§ **TASK PROMPT**
Repeat the lines that follow, leaving nothing out.

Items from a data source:
Start
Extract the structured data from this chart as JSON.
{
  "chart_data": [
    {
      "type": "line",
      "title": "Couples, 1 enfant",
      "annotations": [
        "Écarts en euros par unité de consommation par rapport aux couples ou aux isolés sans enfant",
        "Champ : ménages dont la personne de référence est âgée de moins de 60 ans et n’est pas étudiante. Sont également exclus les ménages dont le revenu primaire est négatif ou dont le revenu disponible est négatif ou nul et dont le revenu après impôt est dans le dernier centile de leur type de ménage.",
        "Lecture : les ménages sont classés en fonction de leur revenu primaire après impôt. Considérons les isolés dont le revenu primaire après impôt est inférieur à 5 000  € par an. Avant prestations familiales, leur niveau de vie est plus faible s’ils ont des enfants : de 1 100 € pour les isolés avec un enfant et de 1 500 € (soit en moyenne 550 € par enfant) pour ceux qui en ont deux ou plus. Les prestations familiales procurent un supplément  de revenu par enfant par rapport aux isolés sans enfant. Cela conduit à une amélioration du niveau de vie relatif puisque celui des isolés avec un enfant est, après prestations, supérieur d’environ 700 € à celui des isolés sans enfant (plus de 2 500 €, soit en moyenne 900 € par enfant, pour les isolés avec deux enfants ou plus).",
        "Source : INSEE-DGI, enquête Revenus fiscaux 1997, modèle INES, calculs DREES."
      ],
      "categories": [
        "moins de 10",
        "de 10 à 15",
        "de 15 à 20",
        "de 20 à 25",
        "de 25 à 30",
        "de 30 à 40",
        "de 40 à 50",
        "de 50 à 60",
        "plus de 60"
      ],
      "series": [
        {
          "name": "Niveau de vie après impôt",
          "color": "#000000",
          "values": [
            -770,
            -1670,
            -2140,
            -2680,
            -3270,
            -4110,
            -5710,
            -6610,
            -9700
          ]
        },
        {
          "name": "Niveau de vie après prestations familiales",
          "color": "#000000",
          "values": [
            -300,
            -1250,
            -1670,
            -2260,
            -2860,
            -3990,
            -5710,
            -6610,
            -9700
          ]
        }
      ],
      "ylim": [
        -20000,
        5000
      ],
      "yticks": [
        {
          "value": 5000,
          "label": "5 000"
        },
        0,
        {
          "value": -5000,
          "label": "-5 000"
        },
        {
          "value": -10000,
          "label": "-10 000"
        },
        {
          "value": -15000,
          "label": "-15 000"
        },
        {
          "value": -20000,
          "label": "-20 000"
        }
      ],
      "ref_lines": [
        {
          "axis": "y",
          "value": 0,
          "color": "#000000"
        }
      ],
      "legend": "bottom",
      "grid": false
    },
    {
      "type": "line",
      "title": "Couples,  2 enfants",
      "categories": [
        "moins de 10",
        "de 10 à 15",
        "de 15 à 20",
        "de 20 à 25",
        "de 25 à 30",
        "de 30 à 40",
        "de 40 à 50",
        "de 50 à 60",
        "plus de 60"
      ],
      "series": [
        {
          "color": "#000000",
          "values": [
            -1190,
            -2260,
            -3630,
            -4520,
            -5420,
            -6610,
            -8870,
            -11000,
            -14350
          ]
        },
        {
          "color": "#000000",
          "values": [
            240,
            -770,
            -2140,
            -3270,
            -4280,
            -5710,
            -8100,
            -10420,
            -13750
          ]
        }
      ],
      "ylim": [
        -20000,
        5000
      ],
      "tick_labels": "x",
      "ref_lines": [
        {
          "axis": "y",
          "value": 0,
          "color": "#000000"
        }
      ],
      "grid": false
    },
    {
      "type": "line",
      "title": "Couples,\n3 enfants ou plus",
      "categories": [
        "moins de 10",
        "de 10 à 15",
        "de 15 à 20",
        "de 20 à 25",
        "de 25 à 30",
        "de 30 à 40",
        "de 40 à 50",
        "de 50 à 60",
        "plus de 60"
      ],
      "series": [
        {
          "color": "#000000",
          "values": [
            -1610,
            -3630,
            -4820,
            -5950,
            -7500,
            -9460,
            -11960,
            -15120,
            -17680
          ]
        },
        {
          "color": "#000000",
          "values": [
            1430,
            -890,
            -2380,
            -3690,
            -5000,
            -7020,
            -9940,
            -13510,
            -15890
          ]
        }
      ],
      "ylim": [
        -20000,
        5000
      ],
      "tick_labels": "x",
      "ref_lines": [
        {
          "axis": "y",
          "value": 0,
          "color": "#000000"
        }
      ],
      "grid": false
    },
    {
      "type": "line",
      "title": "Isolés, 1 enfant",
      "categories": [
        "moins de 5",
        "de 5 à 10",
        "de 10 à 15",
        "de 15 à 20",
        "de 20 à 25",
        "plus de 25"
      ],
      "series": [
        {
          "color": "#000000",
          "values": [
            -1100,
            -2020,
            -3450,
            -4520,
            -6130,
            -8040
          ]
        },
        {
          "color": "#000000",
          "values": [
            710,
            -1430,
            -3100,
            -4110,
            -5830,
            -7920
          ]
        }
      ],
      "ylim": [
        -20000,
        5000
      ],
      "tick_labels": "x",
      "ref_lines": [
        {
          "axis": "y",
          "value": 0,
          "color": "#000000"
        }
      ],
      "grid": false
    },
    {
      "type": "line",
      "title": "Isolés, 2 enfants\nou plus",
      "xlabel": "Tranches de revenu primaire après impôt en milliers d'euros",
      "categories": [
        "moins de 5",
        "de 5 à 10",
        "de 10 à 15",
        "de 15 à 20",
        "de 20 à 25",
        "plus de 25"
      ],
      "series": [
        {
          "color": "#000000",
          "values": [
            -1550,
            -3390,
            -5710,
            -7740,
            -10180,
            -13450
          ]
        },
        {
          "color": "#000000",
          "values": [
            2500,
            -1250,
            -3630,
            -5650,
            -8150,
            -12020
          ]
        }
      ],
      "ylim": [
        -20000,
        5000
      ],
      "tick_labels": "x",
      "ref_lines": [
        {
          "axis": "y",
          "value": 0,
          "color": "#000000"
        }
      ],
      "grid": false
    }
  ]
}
End
§ **ANSWER TO THE TASK**
Extract the structured data from this chart as JSON.
{
  "chart_data": [
    {
      "type": "line",
      "title": "Couples, 1 enfant",
      "annotations": [
        "Écarts en euros par unité de consommation par rapport aux couples ou aux isolés sans enfant",
        "Champ : ménages dont la personne de référence est âgée de moins de 60 ans et n’est pas étudiante. Sont également exclus les ménages dont le revenu primaire est négatif ou dont le revenu disponible est négatif ou nul et dont le revenu après impôt est dans le dernier centile de leur type de ménage.",
        "Lecture : les ménages sont classés en fonction de leur revenu primaire après impôt. Considérons les isolés dont le revenu primaire après impôt est inférieur à 5 000  € par an. Avant prestations familiales, leur niveau de vie est plus faible s’ils ont des enfants : de 1 100 € pour les isolés avec un enfant et de 1 500 € (soit en moyenne 550 € par enfant) pour ceux qui en ont deux ou plus. Les prestations familiales procurent un supplément  de revenu par enfant par rapport aux isolés sans enfant. Cela conduit à une amélioration du niveau de vie relatif puisque celui des isolés avec un enfant est, après prestations, supérieur d’environ 700 € à celui des isolés sans enfant (plus de 2 500 €, soit en moyenne 900 € par enfant, pour les isolés avec deux enfants ou plus).",
        "Source : INSEE-DGI, enquête Revenus fiscaux 1997, modèle INES, calculs DREES."
      ],
      "categories": [
        "moins de 10",
        "de 10 à 15",
        "de 15 à 20",
        "de 20 à 25",
        "de 25 à 30",
        "de 30 à 40",
        "de 40 à 50",
        "de 50 à 60",
        "plus de 60"
      ],
      "series": [
        {
          "name": "Niveau de vie après impôt",
          "color": "#000000",
          "values": [
            -770,
            -1670,
            -2140,
            -2680,
            -3270,
            -4110,
            -5710,
            -6610,
            -9700
          ]
        },
        {
          "name": "Niveau de vie après prestations familiales",
          "color": "#000000",
          "values": [
            -300,
            -1250,
            -1670,
            -2260,
            -2860,
            -3990,
            -5710,
            -6610,
            -9700
          ]
        }
      ],
      "ylim": [
        -20000,
        5000
      ],
      "yticks": [
        {
          "value": 5000,
          "label": "5 000"
        },
        0,
        {
          "value": -5000,
          "label": "-5 000"
        },
        {
          "value": -10000,
          "label": "-10 000"
        },
        {
          "value": -15000,
          "label": "-15 000"
        },
        {
          "value": -20000,
          "label": "-20 000"
        }
      ],
      "ref_lines": [
        {
          "axis": "y",
          "value": 0,
          "color": "#000000"
        }
      ],
      "legend": "bottom",
      "grid": false
    },
    {
      "type": "line",
      "title": "Couples,  2 enfants",
      "categories": [
        "moins de 10",
        "de 10 à 15",
        "de 15 à 20",
        "de 20 à 25",
        "de 25 à 30",
        "de 30 à 40",
        "de 40 à 50",
        "de 50 à 60",
        "plus de 60"
      ],
      "series": [
        {
          "color": "#000000",
          "values": [
            -1190,
            -2260,
            -3630,
            -4520,
            -5420,
            -6610,
            -8870,
            -11000,
            -14350
          ]
        },
        {
          "color": "#000000",
          "values": [
            240,
            -770,
            -2140,
            -3270,
            -4280,
            -5710,
            -8100,
            -10420,
            -13750
          ]
        }
      ],
      "ylim": [
        -20000,
        5000
      ],
      "tick_labels": "x",
      "ref_lines": [
        {
          "axis": "y",
          "value": 0,
          "color": "#000000"
        }
      ],
      "grid": false
    },
    {
      "type": "line",
      "title": "Couples,\n3 enfants ou plus",
      "categories": [
        "moins de 10",
        "de 10 à 15",
        "de 15 à 20",
        "de 20 à 25",
        "de 25 à 30",
        "de 30 à 40",
        "de 40 à 50",
        "de 50 à 60",
        "plus de 60"
      ],
      "series": [
        {
          "color": "#000000",
          "values": [
            -1610,
            -3630,
            -4820,
            -5950,
            -7500,
            -9460,
            -11960,
            -15120,
            -17680
          ]
        },
        {
          "color": "#000000",
          "values": [
            1430,
            -890,
            -2380,
            -3690,
            -5000,
            -7020,
            -9940,
            -13510,
            -15890
          ]
        }
      ],
      "ylim": [
        -20000,
        5000
      ],
      "tick_labels": "x",
      "ref_lines": [
        {
          "axis": "y",
          "value": 0,
          "color": "#000000"
        }
      ],
      "grid": false
    },
    {
      "type": "line",
      "title": "Isolés, 1 enfant",
      "categories": [
        "moins de 5",
        "de 5 à 10",
        "de 10 à 15",
        "de 15 à 20",
        "de 20 à 25",
        "plus de 25"
      ],
      "series": [
        {
          "color": "#000000",
          "values": [
            -1100,
            -2020,
            -3450,
            -4520,
            -6130,
            -8040
          ]
        },
        {
          "color": "#000000",
          "values": [
            710,
            -1430,
            -3100,
            -4110,
            -5830,
            -7920
          ]
        }
      ],
      "ylim": [
        -20000,
        5000
      ],
      "tick_labels": "x",
      "ref_lines": [
        {
          "axis": "y",
          "value": 0,
          "color": "#000000"
        }
      ],
      "grid": false
    },
    {
      "type": "line",
      "title": "Isolés, 2 enfants\nou plus",
      "xlabel": "Tranches de revenu primaire après impôt en milliers d'euros",
      "categories": [
        "moins de 5",
        "de 5 à 10",
        "de 10 à 15",
        "de 15 à 20",
        "de 20 à 25",
        "plus de 25"
      ],
      "series": [
        {
          "color": "#000000",
          "values": [
            -1550,
            -3390,
            -5710,
            -7740,
            -10180,
            -13450
          ]
        },
        {
          "color": "#000000",
          "values": [
            2500,
            -1250,
            -3630,
            -5650,
            -8150,
            -12020
          ]
        }
      ],
      "ylim": [
        -20000,
        5000
      ],
      "tick_labels": "x",
      "ref_lines": [
        {
          "axis": "y",
          "value": 0,
          "color": "#000000"
        }
      ],
      "grid": false
    }
  ]
}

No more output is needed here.